Records to use
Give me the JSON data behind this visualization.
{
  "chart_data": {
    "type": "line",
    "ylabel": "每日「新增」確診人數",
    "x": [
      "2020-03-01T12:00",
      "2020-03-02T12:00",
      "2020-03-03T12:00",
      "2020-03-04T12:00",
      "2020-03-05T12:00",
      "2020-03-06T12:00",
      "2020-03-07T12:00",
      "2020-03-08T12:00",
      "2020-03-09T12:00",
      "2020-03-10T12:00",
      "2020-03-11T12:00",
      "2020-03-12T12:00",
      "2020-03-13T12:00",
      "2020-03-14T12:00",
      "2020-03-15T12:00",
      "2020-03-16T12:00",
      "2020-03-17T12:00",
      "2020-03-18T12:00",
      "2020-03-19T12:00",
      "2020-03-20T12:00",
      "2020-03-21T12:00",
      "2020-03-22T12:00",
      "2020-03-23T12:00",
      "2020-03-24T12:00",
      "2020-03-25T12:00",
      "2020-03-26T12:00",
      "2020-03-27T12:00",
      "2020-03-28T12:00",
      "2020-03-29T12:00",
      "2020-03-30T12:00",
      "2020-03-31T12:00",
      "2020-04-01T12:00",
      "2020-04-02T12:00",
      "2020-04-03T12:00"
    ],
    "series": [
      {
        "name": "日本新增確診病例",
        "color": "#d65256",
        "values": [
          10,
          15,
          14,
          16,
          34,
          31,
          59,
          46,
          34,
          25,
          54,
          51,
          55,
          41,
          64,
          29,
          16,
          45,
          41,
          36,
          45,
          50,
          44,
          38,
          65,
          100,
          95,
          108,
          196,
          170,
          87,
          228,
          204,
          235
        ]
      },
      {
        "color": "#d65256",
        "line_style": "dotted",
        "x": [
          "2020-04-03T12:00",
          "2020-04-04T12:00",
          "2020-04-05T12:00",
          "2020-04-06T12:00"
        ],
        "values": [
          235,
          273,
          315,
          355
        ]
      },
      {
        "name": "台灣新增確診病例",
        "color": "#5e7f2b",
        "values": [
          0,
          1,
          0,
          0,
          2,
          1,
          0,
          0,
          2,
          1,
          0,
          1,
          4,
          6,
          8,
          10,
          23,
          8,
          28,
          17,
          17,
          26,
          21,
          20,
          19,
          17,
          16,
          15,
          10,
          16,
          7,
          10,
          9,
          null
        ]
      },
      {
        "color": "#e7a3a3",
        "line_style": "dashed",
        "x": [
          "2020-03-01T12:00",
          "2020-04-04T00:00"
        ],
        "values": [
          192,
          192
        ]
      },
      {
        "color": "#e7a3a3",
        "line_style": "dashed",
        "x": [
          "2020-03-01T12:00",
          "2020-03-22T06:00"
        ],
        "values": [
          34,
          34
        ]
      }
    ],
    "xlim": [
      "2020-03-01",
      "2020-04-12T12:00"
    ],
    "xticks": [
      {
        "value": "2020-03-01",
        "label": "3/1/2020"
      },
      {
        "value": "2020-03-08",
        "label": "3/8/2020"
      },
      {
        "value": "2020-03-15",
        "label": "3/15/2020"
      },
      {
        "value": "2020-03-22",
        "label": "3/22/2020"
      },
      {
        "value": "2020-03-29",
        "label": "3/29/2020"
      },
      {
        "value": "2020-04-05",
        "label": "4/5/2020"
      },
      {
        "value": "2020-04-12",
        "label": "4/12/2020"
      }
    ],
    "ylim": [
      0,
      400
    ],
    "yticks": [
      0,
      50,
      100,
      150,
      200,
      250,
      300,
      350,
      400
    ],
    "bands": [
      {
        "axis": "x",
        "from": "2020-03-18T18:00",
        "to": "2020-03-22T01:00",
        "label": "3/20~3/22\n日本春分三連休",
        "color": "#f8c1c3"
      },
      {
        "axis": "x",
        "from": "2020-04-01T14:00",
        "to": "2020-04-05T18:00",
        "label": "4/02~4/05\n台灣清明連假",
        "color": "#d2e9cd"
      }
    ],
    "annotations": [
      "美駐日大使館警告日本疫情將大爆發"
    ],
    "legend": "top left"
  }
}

Task description
Copy the material above verbatim.

Final answer
Give me the JSON data behind this visualization.
{
  "chart_data": {
    "type": "line",
    "ylabel": "每日「新增」確診人數",
    "x": [
      "2020-03-01T12:00",
      "2020-03-02T12:00",
      "2020-03-03T12:00",
      "2020-03-04T12:00",
      "2020-03-05T12:00",
      "2020-03-06T12:00",
      "2020-03-07T12:00",
      "2020-03-08T12:00",
      "2020-03-09T12:00",
      "2020-03-10T12:00",
      "2020-03-11T12:00",
      "2020-03-12T12:00",
      "2020-03-13T12:00",
      "2020-03-14T12:00",
      "2020-03-15T12:00",
      "2020-03-16T12:00",
      "2020-03-17T12:00",
      "2020-03-18T12:00",
      "2020-03-19T12:00",
      "2020-03-20T12:00",
      "2020-03-21T12:00",
      "2020-03-22T12:00",
      "2020-03-23T12:00",
      "2020-03-24T12:00",
      "2020-03-25T12:00",
      "2020-03-26T12:00",
      "2020-03-27T12:00",
      "2020-03-28T12:00",
      "2020-03-29T12:00",
      "2020-03-30T12:00",
      "2020-03-31T12:00",
      "2020-04-01T12:00",
      "2020-04-02T12:00",
      "2020-04-03T12:00"
    ],
    "series": [
      {
        "name": "日本新增確診病例",
        "color": "#d65256",
        "values": [
          10,
          15,
          14,
          16,
          34,
          31,
          59,
          46,
          34,
          25,
          54,
          51,
          55,
          41,
          64,
          29,
          16,
          45,
          41,
          36,
          45,
          50,
          44,
          38,
          65,
          100,
          95,
          108,
          196,
          170,
          87,
          228,
          204,
          235
        ]
      },
      {
        "color": "#d65256",
        "line_style": "dotted",
        "x": [
          "2020-04-03T12:00",
          "2020-04-04T12:00",
          "2020-04-05T12:00",
          "2020-04-06T12:00"
        ],
        "values": [
          235,
          273,
          315,
          355
        ]
      },
      {
        "name": "台灣新增確診病例",
        "color": "#5e7f2b",
        "values": [
          0,
          1,
          0,
          0,
          2,
          1,
          0,
          0,
          2,
          1,
          0,
          1,
          4,
          6,
          8,
          10,
          23,
          8,
          28,
          17,
          17,
          26,
          21,
          20,
          19,
          17,
          16,
          15,
          10,
          16,
          7,
          10,
          9,
          null
        ]
      },
      {
        "color": "#e7a3a3",
        "line_style": "dashed",
        "x": [
          "2020-03-01T12:00",
          "2020-04-04T00:00"
        ],
        "values": [
          192,
          192
        ]
      },
      {
        "color": "#e7a3a3",
        "line_style": "dashed",
        "x": [
          "2020-03-01T12:00",
          "2020-03-22T06:00"
        ],
        "values": [
          34,
          34
        ]
      }
    ],
    "xlim": [
      "2020-03-01",
      "2020-04-12T12:00"
    ],
    "xticks": [
      {
        "value": "2020-03-01",
        "label": "3/1/2020"
      },
      {
        "value": "2020-03-08",
        "label": "3/8/2020"
      },
      {
        "value": "2020-03-15",
        "label": "3/15/2020"
      },
      {
        "value": "2020-03-22",
        "label": "3/22/2020"
      },
      {
        "value": "2020-03-29",
        "label": "3/29/2020"
      },
      {
        "value": "2020-04-05",
        "label": "4/5/2020"
      },
      {
        "value": "2020-04-12",
        "label": "4/12/2020"
      }
    ],
    "ylim": [
      0,
      400
    ],
    "yticks": [
      0,
      50,
      100,
      150,
      200,
      250,
      300,
      350,
      400
    ],
    "bands": [
      {
        "axis": "x",
        "from": "2020-03-18T18:00",
        "to": "2020-03-22T01:00",
        "label": "3/20~3/22\n日本春分三連休",
        "color": "#f8c1c3"
      },
      {
        "axis": "x",
        "from": "2020-04-01T14:00",
        "to": "2020-04-05T18:00",
        "label": "4/02~4/05\n台灣清明連假",
        "color": "#d2e9cd"
      }
    ],
    "annotations": [
      "美駐日大使館警告日本疫情將大爆發"
    ],
    "legend": "top left"
  }
}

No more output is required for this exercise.